# Task requirements
Where a line below holds the string "receive", copy that line.

# Stored data
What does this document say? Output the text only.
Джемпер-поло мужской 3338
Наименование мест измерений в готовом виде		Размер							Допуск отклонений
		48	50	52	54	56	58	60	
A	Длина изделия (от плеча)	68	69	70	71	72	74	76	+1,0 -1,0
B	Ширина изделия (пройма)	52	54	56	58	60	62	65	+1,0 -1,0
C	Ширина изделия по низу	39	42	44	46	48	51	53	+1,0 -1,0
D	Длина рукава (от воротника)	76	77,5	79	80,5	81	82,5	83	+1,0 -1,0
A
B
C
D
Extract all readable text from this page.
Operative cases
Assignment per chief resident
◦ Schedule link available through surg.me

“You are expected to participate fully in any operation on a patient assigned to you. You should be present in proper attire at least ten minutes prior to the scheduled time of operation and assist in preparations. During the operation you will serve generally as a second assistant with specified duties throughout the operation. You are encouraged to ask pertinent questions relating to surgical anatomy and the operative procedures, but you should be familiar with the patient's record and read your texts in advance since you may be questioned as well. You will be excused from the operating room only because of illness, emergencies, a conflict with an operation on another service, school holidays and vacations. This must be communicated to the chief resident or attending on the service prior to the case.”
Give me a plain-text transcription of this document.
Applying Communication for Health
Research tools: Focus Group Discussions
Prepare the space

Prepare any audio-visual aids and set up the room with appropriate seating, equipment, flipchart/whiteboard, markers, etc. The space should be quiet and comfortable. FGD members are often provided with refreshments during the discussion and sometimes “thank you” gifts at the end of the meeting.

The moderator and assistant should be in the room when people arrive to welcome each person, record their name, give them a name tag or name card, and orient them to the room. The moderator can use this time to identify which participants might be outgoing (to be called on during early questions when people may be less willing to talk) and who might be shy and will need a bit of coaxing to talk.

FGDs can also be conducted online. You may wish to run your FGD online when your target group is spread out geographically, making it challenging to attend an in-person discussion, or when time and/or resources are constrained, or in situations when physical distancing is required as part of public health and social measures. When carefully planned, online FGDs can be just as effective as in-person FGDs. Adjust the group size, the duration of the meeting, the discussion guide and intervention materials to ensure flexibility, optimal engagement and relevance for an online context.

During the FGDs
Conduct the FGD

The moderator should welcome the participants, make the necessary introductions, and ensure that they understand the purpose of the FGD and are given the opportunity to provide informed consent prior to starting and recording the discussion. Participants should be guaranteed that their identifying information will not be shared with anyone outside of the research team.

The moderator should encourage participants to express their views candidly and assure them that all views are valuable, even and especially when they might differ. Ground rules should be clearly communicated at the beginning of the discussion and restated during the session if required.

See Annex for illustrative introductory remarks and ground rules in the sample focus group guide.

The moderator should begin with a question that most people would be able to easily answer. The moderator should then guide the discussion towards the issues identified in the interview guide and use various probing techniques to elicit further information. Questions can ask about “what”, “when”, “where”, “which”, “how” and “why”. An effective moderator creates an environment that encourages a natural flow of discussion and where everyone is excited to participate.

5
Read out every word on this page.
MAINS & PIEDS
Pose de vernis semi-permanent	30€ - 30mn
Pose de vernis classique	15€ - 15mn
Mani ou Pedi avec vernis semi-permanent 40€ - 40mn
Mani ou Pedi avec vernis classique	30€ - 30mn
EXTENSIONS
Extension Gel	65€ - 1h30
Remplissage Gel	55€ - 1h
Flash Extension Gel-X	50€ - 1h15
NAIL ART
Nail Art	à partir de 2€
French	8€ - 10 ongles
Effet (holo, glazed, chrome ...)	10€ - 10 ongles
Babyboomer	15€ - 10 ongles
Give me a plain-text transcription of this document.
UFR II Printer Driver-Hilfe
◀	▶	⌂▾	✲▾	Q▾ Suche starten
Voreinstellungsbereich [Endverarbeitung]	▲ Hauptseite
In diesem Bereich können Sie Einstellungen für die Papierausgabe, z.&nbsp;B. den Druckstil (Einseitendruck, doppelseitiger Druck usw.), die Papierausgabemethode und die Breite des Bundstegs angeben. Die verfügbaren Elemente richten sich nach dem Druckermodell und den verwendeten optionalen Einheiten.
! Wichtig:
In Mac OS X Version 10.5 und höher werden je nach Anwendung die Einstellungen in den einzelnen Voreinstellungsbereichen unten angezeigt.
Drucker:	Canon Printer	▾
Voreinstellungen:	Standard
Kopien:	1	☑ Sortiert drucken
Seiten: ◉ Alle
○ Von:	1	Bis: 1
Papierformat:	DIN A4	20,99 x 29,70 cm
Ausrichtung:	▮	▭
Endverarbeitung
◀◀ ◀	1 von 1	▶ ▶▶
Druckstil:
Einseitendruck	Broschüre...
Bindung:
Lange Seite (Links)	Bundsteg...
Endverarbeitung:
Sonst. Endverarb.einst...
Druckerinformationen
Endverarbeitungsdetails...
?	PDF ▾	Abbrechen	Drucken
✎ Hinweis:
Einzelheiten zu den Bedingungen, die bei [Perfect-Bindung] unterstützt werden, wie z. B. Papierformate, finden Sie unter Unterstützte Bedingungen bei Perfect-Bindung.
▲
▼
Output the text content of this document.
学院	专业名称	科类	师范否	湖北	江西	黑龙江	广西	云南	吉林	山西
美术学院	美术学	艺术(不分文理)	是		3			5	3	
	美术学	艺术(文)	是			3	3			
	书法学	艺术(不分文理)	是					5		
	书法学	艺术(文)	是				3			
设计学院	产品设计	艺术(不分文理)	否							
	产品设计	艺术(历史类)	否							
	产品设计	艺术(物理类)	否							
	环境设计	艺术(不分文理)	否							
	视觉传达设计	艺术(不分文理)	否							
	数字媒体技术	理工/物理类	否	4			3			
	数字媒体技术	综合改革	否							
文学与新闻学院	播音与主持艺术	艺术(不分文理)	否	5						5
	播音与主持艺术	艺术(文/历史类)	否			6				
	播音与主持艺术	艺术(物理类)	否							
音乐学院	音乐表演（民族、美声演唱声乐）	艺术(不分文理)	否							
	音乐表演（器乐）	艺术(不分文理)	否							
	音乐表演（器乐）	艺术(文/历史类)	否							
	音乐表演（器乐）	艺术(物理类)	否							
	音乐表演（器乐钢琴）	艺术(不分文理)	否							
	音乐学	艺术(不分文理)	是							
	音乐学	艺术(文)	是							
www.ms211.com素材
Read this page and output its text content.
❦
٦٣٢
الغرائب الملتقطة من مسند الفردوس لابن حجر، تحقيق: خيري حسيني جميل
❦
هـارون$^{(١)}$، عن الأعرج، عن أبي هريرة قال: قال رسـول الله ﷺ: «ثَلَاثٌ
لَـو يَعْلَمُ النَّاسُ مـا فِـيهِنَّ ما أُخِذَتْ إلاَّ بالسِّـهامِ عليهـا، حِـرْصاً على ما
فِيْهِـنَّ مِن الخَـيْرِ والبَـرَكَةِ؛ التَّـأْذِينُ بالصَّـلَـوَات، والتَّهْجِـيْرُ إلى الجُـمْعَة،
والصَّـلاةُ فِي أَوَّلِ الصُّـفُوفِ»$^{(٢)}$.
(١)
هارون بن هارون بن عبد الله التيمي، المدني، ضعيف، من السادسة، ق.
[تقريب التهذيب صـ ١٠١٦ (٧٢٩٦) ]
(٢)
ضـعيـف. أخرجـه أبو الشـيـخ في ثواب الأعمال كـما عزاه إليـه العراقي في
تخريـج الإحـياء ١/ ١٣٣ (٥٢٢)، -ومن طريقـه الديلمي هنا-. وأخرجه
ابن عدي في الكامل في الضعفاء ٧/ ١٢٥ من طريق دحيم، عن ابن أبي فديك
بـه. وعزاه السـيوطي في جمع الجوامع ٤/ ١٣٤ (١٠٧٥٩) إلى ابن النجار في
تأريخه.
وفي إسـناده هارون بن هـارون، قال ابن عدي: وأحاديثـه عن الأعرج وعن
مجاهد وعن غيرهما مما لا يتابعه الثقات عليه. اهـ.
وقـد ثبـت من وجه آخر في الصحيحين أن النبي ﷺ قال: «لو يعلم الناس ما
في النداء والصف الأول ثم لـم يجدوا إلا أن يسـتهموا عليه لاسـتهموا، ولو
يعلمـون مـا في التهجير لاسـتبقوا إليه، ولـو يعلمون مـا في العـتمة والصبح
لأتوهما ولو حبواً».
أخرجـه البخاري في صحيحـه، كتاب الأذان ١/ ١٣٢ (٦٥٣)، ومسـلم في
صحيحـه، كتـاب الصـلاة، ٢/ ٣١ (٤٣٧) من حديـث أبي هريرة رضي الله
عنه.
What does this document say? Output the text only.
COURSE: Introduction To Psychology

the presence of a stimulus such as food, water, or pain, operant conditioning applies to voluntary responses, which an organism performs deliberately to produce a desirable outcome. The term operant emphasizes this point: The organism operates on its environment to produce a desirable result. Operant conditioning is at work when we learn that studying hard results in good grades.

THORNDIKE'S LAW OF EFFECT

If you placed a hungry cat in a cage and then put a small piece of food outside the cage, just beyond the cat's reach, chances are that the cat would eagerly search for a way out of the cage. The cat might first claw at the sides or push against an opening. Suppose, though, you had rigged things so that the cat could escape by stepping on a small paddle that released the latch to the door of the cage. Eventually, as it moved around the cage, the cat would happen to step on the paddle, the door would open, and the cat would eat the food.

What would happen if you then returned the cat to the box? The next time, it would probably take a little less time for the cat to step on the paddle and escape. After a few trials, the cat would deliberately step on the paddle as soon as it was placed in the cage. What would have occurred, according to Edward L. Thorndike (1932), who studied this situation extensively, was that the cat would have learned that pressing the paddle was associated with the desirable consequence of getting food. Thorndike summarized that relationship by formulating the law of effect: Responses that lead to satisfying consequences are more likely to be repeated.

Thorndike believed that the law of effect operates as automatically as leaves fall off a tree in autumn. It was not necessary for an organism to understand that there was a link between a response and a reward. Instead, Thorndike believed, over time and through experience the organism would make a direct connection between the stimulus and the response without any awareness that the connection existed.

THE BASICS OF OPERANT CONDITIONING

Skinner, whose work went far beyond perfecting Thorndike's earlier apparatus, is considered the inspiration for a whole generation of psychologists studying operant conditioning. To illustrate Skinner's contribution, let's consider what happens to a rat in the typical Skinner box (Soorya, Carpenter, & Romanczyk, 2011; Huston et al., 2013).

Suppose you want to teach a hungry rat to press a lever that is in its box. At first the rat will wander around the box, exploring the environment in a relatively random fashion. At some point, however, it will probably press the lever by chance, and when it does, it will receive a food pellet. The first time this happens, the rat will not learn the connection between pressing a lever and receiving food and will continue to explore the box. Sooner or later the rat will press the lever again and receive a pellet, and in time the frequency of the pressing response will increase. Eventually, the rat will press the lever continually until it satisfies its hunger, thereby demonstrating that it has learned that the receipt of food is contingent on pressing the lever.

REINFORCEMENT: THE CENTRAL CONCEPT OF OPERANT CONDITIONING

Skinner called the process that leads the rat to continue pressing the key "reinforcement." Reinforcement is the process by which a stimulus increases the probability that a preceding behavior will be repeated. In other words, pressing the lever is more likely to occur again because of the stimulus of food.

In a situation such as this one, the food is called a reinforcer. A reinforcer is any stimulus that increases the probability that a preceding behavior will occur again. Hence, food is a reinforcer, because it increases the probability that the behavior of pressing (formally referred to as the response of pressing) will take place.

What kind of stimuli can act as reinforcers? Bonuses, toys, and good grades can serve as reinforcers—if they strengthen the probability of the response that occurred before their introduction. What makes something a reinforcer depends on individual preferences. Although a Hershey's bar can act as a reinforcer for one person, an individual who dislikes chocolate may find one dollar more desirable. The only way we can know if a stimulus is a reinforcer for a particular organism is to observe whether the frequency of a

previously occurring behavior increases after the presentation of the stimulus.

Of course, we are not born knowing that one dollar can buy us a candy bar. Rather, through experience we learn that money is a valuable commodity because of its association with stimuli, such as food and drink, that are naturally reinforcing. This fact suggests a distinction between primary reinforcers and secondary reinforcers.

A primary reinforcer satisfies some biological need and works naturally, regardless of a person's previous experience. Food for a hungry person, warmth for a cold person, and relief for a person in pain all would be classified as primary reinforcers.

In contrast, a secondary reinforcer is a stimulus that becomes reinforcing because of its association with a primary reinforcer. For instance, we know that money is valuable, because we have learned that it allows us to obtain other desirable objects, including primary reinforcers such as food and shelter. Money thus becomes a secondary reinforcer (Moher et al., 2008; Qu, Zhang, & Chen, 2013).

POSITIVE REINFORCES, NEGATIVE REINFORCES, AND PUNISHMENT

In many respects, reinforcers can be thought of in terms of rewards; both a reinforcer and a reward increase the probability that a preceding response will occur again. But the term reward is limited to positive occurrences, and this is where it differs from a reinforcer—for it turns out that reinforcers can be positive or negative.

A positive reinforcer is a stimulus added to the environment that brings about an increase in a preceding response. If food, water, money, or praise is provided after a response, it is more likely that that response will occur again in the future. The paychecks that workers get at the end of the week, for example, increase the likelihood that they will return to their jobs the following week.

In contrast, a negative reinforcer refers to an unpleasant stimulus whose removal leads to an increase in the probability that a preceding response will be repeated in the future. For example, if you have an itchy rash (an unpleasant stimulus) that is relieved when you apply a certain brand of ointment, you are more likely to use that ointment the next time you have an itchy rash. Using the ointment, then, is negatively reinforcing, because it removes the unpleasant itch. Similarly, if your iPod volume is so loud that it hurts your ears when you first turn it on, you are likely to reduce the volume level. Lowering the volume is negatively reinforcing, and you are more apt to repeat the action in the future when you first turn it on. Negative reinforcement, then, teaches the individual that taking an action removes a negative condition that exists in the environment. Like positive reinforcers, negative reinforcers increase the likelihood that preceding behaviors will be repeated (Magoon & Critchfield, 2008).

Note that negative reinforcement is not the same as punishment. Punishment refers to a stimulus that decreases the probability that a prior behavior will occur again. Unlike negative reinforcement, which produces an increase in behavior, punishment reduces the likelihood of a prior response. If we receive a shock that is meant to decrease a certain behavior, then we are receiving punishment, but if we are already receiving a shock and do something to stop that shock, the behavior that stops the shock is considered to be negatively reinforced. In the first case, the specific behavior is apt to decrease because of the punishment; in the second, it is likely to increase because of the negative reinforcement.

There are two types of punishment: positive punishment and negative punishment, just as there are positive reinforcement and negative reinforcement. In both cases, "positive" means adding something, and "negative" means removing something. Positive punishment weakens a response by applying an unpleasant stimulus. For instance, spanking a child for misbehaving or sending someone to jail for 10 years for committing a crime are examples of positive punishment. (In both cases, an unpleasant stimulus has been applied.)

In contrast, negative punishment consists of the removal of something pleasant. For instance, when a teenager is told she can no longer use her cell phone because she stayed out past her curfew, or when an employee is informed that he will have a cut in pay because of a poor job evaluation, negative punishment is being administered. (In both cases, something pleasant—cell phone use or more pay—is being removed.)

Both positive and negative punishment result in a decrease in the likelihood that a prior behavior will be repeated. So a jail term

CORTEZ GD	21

# Correct answer
Suppose you want to teach a hungry rat to press a lever that is in its box. At first the rat will wander around the box, exploring the environment in a relatively random fashion. At some point, however, it will probably press the lever by chance, and when it does, it will receive a food pellet. The first time this happens, the rat will not learn the connection between pressing a lever and receiving food and will continue to explore the box. Sooner or later the rat will press the lever again and receive a pellet, and in time the frequency of the pressing response will increase. Eventually, the rat will press the lever continually until it satisfies its hunger, thereby demonstrating that it has learned that the receipt of food is contingent on pressing the lever.
Note that negative reinforcement is not the same as punishment. Punishment refers to a stimulus that decreases the probability that a prior behavior will occur again. Unlike negative reinforcement, which produces an increase in behavior, punishment reduces the likelihood of a prior response. If we receive a shock that is meant to decrease a certain behavior, then we are receiving punishment, but if we are already receiving a shock and do something to stop that shock, the behavior that stops the shock is considered to be negatively reinforced. In the first case, the specific behavior is apt to decrease because of the punishment; in the second, it is likely to increase because of the negative reinforcement.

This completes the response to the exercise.